— INSTRUCTIONS FOR THE TASK —
All of the data below must be repeated exactly.

— DATA EXTRACT —

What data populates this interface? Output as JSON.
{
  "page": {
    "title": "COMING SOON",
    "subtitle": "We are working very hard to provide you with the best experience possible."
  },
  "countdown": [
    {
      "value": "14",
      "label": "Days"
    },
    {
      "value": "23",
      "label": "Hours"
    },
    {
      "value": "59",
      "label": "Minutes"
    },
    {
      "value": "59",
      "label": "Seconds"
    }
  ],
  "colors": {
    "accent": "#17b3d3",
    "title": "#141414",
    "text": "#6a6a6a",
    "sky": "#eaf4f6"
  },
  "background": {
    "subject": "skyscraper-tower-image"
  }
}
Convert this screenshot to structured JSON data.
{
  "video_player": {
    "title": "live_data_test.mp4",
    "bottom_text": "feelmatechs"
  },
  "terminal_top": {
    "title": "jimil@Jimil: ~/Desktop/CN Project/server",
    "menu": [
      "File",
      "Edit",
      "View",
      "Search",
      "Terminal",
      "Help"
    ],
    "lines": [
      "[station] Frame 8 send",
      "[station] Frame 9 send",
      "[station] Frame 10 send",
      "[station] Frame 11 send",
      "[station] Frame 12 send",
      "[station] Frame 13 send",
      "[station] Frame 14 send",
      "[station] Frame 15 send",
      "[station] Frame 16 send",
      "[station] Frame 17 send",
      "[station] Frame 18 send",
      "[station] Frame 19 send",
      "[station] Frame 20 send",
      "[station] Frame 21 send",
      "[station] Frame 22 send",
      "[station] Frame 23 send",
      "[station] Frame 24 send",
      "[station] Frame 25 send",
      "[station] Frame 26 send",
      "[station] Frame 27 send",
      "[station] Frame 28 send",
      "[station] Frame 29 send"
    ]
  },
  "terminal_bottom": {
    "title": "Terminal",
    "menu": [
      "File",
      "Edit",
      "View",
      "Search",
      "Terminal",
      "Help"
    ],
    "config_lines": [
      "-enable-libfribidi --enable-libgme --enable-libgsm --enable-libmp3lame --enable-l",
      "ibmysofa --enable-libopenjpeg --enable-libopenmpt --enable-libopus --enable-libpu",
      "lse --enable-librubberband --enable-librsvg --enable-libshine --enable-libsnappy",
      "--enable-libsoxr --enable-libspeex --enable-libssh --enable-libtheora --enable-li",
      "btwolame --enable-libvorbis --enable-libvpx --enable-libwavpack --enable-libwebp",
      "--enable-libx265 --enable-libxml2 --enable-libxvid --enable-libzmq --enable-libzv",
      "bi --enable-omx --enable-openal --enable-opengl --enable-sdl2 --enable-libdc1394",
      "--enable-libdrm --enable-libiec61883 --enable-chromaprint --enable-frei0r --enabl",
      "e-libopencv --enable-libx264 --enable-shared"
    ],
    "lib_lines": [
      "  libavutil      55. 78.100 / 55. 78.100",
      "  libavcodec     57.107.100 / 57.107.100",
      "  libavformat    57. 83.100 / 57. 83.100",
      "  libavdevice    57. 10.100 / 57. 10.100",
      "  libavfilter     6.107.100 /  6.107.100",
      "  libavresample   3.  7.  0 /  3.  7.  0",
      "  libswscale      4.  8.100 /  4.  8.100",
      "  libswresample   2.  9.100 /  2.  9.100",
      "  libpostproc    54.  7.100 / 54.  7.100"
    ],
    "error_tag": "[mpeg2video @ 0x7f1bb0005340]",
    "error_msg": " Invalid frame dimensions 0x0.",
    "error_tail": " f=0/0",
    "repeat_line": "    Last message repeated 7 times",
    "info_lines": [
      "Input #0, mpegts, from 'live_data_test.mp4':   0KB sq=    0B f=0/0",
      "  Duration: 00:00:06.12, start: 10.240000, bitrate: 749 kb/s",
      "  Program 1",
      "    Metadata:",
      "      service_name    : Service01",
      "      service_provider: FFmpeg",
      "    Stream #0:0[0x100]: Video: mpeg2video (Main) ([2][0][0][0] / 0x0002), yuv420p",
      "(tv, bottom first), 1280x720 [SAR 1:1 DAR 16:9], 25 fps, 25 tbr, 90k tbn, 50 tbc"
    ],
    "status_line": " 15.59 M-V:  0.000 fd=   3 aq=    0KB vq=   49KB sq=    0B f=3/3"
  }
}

— TASK SOLUTION —
What data populates this interface? Output as JSON.
{
  "page": {
    "title": "COMING SOON",
    "subtitle": "We are working very hard to provide you with the best experience possible."
  },
  "countdown": [
    {
      "value": "14",
      "label": "Days"
    },
    {
      "value": "23",
      "label": "Hours"
    },
    {
      "value": "59",
      "label": "Minutes"
    },
    {
      "value": "59",
      "label": "Seconds"
    }
  ],
  "colors": {
    "accent": "#17b3d3",
    "title": "#141414",
    "text": "#6a6a6a",
    "sky": "#eaf4f6"
  },
  "background": {
    "subject": "skyscraper-tower-image"
  }
}
Convert this screenshot to structured JSON data.
{
  "video_player": {
    "title": "live_data_test.mp4",
    "bottom_text": "feelmatechs"
  },
  "terminal_top": {
    "title": "jimil@Jimil: ~/Desktop/CN Project/server",
    "menu": [
      "File",
      "Edit",
      "View",
      "Search",
      "Terminal",
      "Help"
    ],
    "lines": [
      "[station] Frame 8 send",
      "[station] Frame 9 send",
      "[station] Frame 10 send",
      "[station] Frame 11 send",
      "[station] Frame 12 send",
      "[station] Frame 13 send",
      "[station] Frame 14 send",
      "[station] Frame 15 send",
      "[station] Frame 16 send",
      "[station] Frame 17 send",
      "[station] Frame 18 send",
      "[station] Frame 19 send",
      "[station] Frame 20 send",
      "[station] Frame 21 send",
      "[station] Frame 22 send",
      "[station] Frame 23 send",
      "[station] Frame 24 send",
      "[station] Frame 25 send",
      "[station] Frame 26 send",
      "[station] Frame 27 send",
      "[station] Frame 28 send",
      "[station] Frame 29 send"
    ]
  },
  "terminal_bottom": {
    "title": "Terminal",
    "menu": [
      "File",
      "Edit",
      "View",
      "Search",
      "Terminal",
      "Help"
    ],
    "config_lines": [
      "-enable-libfribidi --enable-libgme --enable-libgsm --enable-libmp3lame --enable-l",
      "ibmysofa --enable-libopenjpeg --enable-libopenmpt --enable-libopus --enable-libpu",
      "lse --enable-librubberband --enable-librsvg --enable-libshine --enable-libsnappy",
      "--enable-libsoxr --enable-libspeex --enable-libssh --enable-libtheora --enable-li",
      "btwolame --enable-libvorbis --enable-libvpx --enable-libwavpack --enable-libwebp",
      "--enable-libx265 --enable-libxml2 --enable-libxvid --enable-libzmq --enable-libzv",
      "bi --enable-omx --enable-openal --enable-opengl --enable-sdl2 --enable-libdc1394",
      "--enable-libdrm --enable-libiec61883 --enable-chromaprint --enable-frei0r --enabl",
      "e-libopencv --enable-libx264 --enable-shared"
    ],
    "lib_lines": [
      "  libavutil      55. 78.100 / 55. 78.100",
      "  libavcodec     57.107.100 / 57.107.100",
      "  libavformat    57. 83.100 / 57. 83.100",
      "  libavdevice    57. 10.100 / 57. 10.100",
      "  libavfilter     6.107.100 /  6.107.100",
      "  libavresample   3.  7.  0 /  3.  7.  0",
      "  libswscale      4.  8.100 /  4.  8.100",
      "  libswresample   2.  9.100 /  2.  9.100",
      "  libpostproc    54.  7.100 / 54.  7.100"
    ],
    "error_tag": "[mpeg2video @ 0x7f1bb0005340]",
    "error_msg": " Invalid frame dimensions 0x0.",
    "error_tail": " f=0/0",
    "repeat_line": "    Last message repeated 7 times",
    "info_lines": [
      "Input #0, mpegts, from 'live_data_test.mp4':   0KB sq=    0B f=0/0",
      "  Duration: 00:00:06.12, start: 10.240000, bitrate: 749 kb/s",
      "  Program 1",
      "    Metadata:",
      "      service_name    : Service01",
      "      service_provider: FFmpeg",
      "    Stream #0:0[0x100]: Video: mpeg2video (Main) ([2][0][0][0] / 0x0002), yuv420p",
      "(tv, bottom first), 1280x720 [SAR 1:1 DAR 16:9], 25 fps, 25 tbr, 90k tbn, 50 tbc"
    ],
    "status_line": " 15.59 M-V:  0.000 fd=   3 aq=    0KB vq=   49KB sq=    0B f=3/3"
  }
}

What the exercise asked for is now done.